**SET EXERCISE**
Present the following data again exactly as it is shown.

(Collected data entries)
******************************
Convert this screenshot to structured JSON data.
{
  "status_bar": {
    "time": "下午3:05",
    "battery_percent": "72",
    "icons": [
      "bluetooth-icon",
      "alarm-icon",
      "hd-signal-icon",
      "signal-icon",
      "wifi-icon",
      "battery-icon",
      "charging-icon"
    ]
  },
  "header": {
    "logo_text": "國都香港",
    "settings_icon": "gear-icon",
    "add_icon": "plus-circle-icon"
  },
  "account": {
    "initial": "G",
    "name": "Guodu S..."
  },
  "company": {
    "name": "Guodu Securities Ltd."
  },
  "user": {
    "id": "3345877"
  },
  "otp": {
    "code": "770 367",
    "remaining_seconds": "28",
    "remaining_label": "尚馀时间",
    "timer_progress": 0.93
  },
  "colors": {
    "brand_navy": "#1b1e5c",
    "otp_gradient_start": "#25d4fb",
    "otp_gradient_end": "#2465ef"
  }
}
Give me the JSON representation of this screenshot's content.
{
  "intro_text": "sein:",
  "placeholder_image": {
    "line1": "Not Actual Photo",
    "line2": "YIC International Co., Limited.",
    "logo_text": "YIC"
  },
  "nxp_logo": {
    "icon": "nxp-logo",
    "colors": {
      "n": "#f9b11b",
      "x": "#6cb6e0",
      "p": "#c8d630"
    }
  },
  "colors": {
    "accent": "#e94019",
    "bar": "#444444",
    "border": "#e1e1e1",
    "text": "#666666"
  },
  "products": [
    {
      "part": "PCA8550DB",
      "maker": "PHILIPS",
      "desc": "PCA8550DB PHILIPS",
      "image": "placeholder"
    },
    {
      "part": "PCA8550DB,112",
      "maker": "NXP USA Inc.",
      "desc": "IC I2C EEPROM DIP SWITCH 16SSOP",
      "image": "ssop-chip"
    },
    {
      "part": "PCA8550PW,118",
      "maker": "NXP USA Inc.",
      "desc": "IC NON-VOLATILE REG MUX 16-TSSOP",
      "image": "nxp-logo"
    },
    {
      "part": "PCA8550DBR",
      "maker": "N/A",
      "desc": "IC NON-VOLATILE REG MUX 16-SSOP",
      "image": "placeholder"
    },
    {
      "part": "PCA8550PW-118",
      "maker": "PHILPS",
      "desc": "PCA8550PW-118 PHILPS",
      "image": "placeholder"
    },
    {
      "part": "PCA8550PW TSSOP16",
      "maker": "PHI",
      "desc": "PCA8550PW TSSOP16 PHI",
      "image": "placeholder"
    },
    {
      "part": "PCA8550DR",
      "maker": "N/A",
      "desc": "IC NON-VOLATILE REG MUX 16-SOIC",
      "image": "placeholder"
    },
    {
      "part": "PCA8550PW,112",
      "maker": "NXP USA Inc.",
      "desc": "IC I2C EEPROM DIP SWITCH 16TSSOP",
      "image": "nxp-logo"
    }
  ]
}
******************************
**RESPONSE TO THIS EXERCISE**
Convert this screenshot to structured JSON data.
{
  "status_bar": {
    "time": "下午3:05",
    "battery_percent": "72",
    "icons": [
      "bluetooth-icon",
      "alarm-icon",
      "hd-signal-icon",
      "signal-icon",
      "wifi-icon",
      "battery-icon",
      "charging-icon"
    ]
  },
  "header": {
    "logo_text": "國都香港",
    "settings_icon": "gear-icon",
    "add_icon": "plus-circle-icon"
  },
  "account": {
    "initial": "G",
    "name": "Guodu S..."
  },
  "company": {
    "name": "Guodu Securities Ltd."
  },
  "user": {
    "id": "3345877"
  },
  "otp": {
    "code": "770 367",
    "remaining_seconds": "28",
    "remaining_label": "尚馀时间",
    "timer_progress": 0.93
  },
  "colors": {
    "brand_navy": "#1b1e5c",
    "otp_gradient_start": "#25d4fb",
    "otp_gradient_end": "#2465ef"
  }
}
Give me the JSON representation of this screenshot's content.
{
  "intro_text": "sein:",
  "placeholder_image": {
    "line1": "Not Actual Photo",
    "line2": "YIC International Co., Limited.",
    "logo_text": "YIC"
  },
  "nxp_logo": {
    "icon": "nxp-logo",
    "colors": {
      "n": "#f9b11b",
      "x": "#6cb6e0",
      "p": "#c8d630"
    }
  },
  "colors": {
    "accent": "#e94019",
    "bar": "#444444",
    "border": "#e1e1e1",
    "text": "#666666"
  },
  "products": [
    {
      "part": "PCA8550DB",
      "maker": "PHILIPS",
      "desc": "PCA8550DB PHILIPS",
      "image": "placeholder"
    },
    {
      "part": "PCA8550DB,112",
      "maker": "NXP USA Inc.",
      "desc": "IC I2C EEPROM DIP SWITCH 16SSOP",
      "image": "ssop-chip"
    },
    {
      "part": "PCA8550PW,118",
      "maker": "NXP USA Inc.",
      "desc": "IC NON-VOLATILE REG MUX 16-TSSOP",
      "image": "nxp-logo"
    },
    {
      "part": "PCA8550DBR",
      "maker": "N/A",
      "desc": "IC NON-VOLATILE REG MUX 16-SSOP",
      "image": "placeholder"
    },
    {
      "part": "PCA8550PW-118",
      "maker": "PHILPS",
      "desc": "PCA8550PW-118 PHILPS",
      "image": "placeholder"
    },
    {
      "part": "PCA8550PW TSSOP16",
      "maker": "PHI",
      "desc": "PCA8550PW TSSOP16 PHI",
      "image": "placeholder"
    },
    {
      "part": "PCA8550DR",
      "maker": "N/A",
      "desc": "IC NON-VOLATILE REG MUX 16-SOIC",
      "image": "placeholder"
    },
    {
      "part": "PCA8550PW,112",
      "maker": "NXP USA Inc.",
      "desc": "IC I2C EEPROM DIP SWITCH 16TSSOP",
      "image": "nxp-logo"
    }
  ]
}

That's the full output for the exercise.